Request:
Pictures do not belong in the copy. Return all of the entries exactly.

begin Records for this exercise

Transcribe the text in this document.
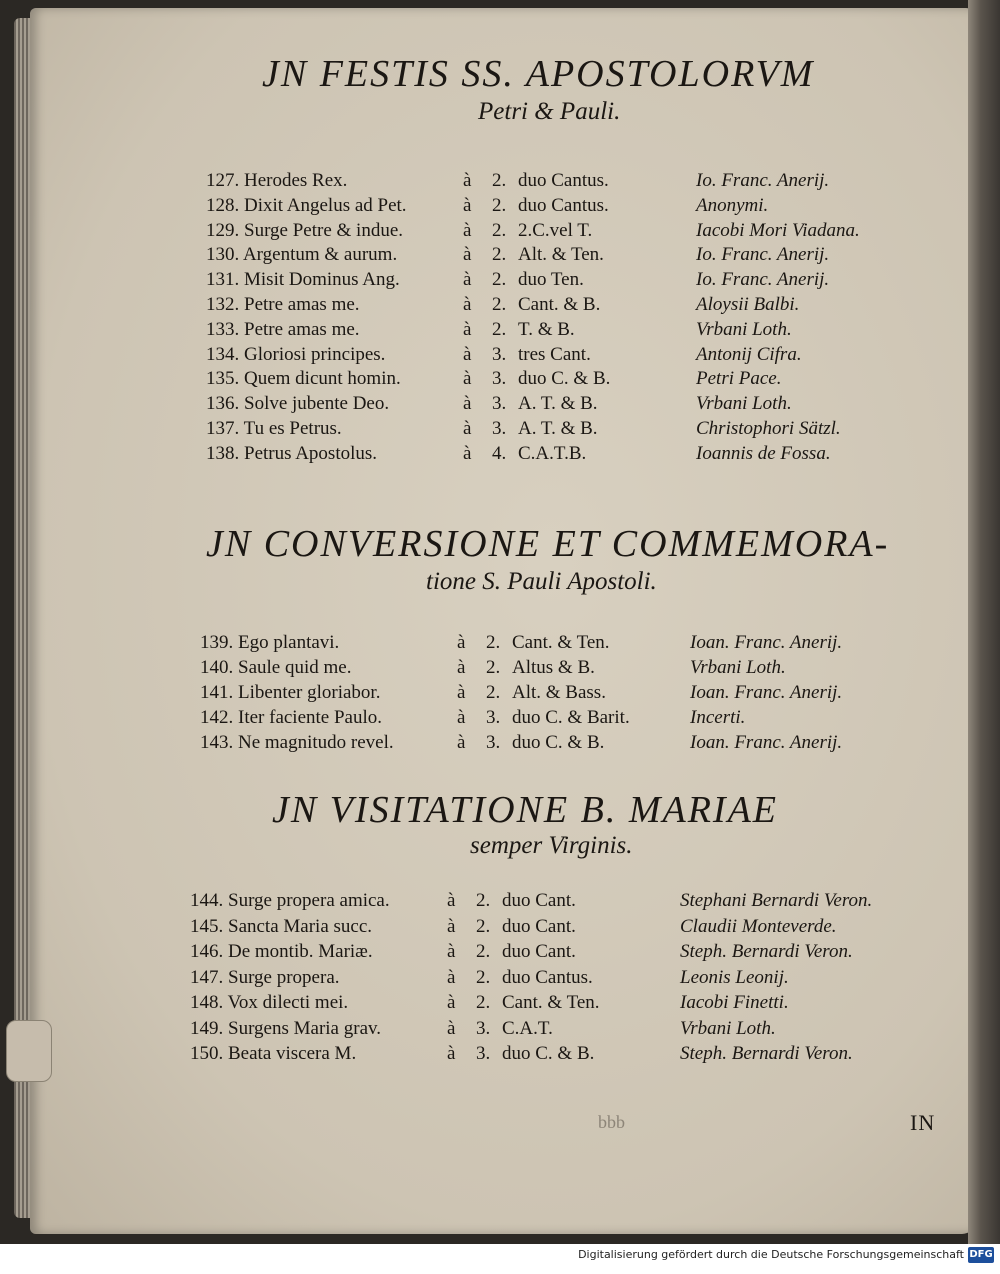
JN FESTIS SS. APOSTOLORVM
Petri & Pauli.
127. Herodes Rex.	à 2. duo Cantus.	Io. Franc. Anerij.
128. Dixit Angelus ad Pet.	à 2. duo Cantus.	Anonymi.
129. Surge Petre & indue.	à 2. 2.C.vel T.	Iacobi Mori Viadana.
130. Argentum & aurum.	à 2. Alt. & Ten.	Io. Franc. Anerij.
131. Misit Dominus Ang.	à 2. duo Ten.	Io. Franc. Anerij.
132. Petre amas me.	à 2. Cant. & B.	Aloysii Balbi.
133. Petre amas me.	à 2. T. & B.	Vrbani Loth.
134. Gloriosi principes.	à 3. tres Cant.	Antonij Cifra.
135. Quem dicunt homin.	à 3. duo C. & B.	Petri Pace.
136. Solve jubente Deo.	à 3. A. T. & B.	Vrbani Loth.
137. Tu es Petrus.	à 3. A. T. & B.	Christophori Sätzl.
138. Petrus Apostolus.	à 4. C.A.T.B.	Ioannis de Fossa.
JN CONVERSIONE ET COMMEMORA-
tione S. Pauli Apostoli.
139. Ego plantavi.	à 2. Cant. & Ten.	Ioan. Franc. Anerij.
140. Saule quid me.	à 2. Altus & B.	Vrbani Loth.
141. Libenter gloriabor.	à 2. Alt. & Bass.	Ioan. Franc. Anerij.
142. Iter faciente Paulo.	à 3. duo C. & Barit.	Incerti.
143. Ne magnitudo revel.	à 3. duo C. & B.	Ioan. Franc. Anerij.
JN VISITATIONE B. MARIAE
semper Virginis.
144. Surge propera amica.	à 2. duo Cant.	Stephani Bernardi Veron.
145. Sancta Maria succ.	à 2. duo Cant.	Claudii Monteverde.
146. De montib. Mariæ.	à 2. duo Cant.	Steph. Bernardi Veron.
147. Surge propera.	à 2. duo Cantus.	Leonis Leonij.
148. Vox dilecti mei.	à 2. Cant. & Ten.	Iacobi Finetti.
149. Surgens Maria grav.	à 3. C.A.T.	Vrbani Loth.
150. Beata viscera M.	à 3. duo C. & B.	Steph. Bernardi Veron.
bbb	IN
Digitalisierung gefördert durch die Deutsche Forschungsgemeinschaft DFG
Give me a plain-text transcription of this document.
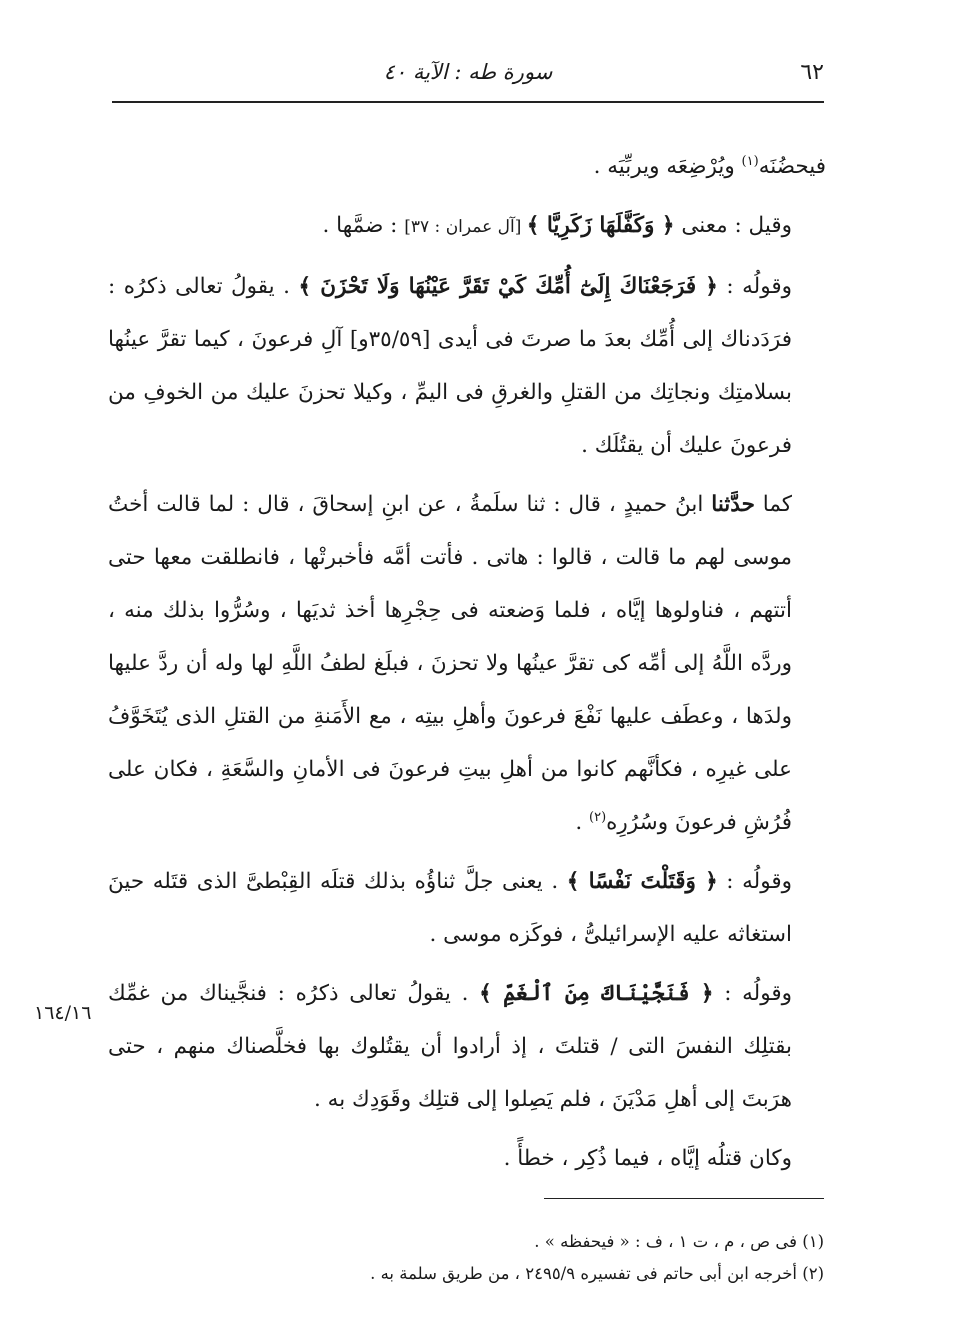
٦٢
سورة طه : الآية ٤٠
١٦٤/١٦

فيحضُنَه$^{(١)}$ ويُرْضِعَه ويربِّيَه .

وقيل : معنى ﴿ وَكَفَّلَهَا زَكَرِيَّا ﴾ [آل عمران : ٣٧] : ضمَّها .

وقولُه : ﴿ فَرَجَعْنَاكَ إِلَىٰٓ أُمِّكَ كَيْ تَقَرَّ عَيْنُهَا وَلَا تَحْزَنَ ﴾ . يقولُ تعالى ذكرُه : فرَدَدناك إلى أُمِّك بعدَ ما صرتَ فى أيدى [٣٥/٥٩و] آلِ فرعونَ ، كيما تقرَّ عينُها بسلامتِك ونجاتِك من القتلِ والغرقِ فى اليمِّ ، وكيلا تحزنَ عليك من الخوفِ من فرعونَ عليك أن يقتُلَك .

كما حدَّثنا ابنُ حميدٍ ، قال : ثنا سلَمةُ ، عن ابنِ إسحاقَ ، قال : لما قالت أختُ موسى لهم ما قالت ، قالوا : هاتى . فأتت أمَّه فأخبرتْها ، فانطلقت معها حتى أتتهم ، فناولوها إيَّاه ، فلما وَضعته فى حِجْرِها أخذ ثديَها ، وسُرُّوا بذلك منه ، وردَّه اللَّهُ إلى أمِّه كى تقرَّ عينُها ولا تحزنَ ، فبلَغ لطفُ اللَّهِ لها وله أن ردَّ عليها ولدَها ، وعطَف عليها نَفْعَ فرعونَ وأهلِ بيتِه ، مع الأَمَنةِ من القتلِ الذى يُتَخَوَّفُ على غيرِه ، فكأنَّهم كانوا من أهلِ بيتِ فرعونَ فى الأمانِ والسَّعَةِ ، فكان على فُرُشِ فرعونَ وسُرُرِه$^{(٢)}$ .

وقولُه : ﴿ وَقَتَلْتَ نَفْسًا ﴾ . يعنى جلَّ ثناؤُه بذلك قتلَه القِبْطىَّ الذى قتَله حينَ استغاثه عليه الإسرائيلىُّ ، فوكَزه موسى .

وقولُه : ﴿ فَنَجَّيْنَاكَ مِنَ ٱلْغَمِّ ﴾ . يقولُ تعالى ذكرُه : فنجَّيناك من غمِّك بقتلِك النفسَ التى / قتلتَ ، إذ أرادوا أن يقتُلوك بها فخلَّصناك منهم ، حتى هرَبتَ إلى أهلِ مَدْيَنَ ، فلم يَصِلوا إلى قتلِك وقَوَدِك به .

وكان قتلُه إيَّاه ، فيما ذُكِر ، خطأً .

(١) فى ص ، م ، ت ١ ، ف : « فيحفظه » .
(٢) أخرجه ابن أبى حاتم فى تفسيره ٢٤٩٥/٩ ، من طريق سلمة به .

end Records for this exercise

Expected output:
Transcribe the text in this document.
JN FESTIS SS. APOSTOLORVM
Petri & Pauli.
127. Herodes Rex.	à 2. duo Cantus.	Io. Franc. Anerij.
128. Dixit Angelus ad Pet.	à 2. duo Cantus.	Anonymi.
129. Surge Petre & indue.	à 2. 2.C.vel T.	Iacobi Mori Viadana.
130. Argentum & aurum.	à 2. Alt. & Ten.	Io. Franc. Anerij.
131. Misit Dominus Ang.	à 2. duo Ten.	Io. Franc. Anerij.
132. Petre amas me.	à 2. Cant. & B.	Aloysii Balbi.
133. Petre amas me.	à 2. T. & B.	Vrbani Loth.
134. Gloriosi principes.	à 3. tres Cant.	Antonij Cifra.
135. Quem dicunt homin.	à 3. duo C. & B.	Petri Pace.
136. Solve jubente Deo.	à 3. A. T. & B.	Vrbani Loth.
137. Tu es Petrus.	à 3. A. T. & B.	Christophori Sätzl.
138. Petrus Apostolus.	à 4. C.A.T.B.	Ioannis de Fossa.
JN CONVERSIONE ET COMMEMORA-
tione S. Pauli Apostoli.
139. Ego plantavi.	à 2. Cant. & Ten.	Ioan. Franc. Anerij.
140. Saule quid me.	à 2. Altus & B.	Vrbani Loth.
141. Libenter gloriabor.	à 2. Alt. & Bass.	Ioan. Franc. Anerij.
142. Iter faciente Paulo.	à 3. duo C. & Barit.	Incerti.
143. Ne magnitudo revel.	à 3. duo C. & B.	Ioan. Franc. Anerij.
JN VISITATIONE B. MARIAE
semper Virginis.
144. Surge propera amica.	à 2. duo Cant.	Stephani Bernardi Veron.
145. Sancta Maria succ.	à 2. duo Cant.	Claudii Monteverde.
146. De montib. Mariæ.	à 2. duo Cant.	Steph. Bernardi Veron.
147. Surge propera.	à 2. duo Cantus.	Leonis Leonij.
148. Vox dilecti mei.	à 2. Cant. & Ten.	Iacobi Finetti.
149. Surgens Maria grav.	à 3. C.A.T.	Vrbani Loth.
150. Beata viscera M.	à 3. duo C. & B.	Steph. Bernardi Veron.
bbb	IN
Digitalisierung gefördert durch die Deutsche Forschungsgemeinschaft DFG
Give me a plain-text transcription of this document.
٦٢
سورة طه : الآية ٤٠
١٦٤/١٦

فيحضُنَه$^{(١)}$ ويُرْضِعَه ويربِّيَه .

وقيل : معنى ﴿ وَكَفَّلَهَا زَكَرِيَّا ﴾ [آل عمران : ٣٧] : ضمَّها .

وقولُه : ﴿ فَرَجَعْنَاكَ إِلَىٰٓ أُمِّكَ كَيْ تَقَرَّ عَيْنُهَا وَلَا تَحْزَنَ ﴾ . يقولُ تعالى ذكرُه : فرَدَدناك إلى أُمِّك بعدَ ما صرتَ فى أيدى [٣٥/٥٩و] آلِ فرعونَ ، كيما تقرَّ عينُها بسلامتِك ونجاتِك من القتلِ والغرقِ فى اليمِّ ، وكيلا تحزنَ عليك من الخوفِ من فرعونَ عليك أن يقتُلَك .

كما حدَّثنا ابنُ حميدٍ ، قال : ثنا سلَمةُ ، عن ابنِ إسحاقَ ، قال : لما قالت أختُ موسى لهم ما قالت ، قالوا : هاتى . فأتت أمَّه فأخبرتْها ، فانطلقت معها حتى أتتهم ، فناولوها إيَّاه ، فلما وَضعته فى حِجْرِها أخذ ثديَها ، وسُرُّوا بذلك منه ، وردَّه اللَّهُ إلى أمِّه كى تقرَّ عينُها ولا تحزنَ ، فبلَغ لطفُ اللَّهِ لها وله أن ردَّ عليها ولدَها ، وعطَف عليها نَفْعَ فرعونَ وأهلِ بيتِه ، مع الأَمَنةِ من القتلِ الذى يُتَخَوَّفُ على غيرِه ، فكأنَّهم كانوا من أهلِ بيتِ فرعونَ فى الأمانِ والسَّعَةِ ، فكان على فُرُشِ فرعونَ وسُرُرِه$^{(٢)}$ .

وقولُه : ﴿ وَقَتَلْتَ نَفْسًا ﴾ . يعنى جلَّ ثناؤُه بذلك قتلَه القِبْطىَّ الذى قتَله حينَ استغاثه عليه الإسرائيلىُّ ، فوكَزه موسى .

وقولُه : ﴿ فَنَجَّيْنَاكَ مِنَ ٱلْغَمِّ ﴾ . يقولُ تعالى ذكرُه : فنجَّيناك من غمِّك بقتلِك النفسَ التى / قتلتَ ، إذ أرادوا أن يقتُلوك بها فخلَّصناك منهم ، حتى هرَبتَ إلى أهلِ مَدْيَنَ ، فلم يَصِلوا إلى قتلِك وقَوَدِك به .

وكان قتلُه إيَّاه ، فيما ذُكِر ، خطأً .

(١) فى ص ، م ، ت ١ ، ف : « فيحفظه » .
(٢) أخرجه ابن أبى حاتم فى تفسيره ٢٤٩٥/٩ ، من طريق سلمة به .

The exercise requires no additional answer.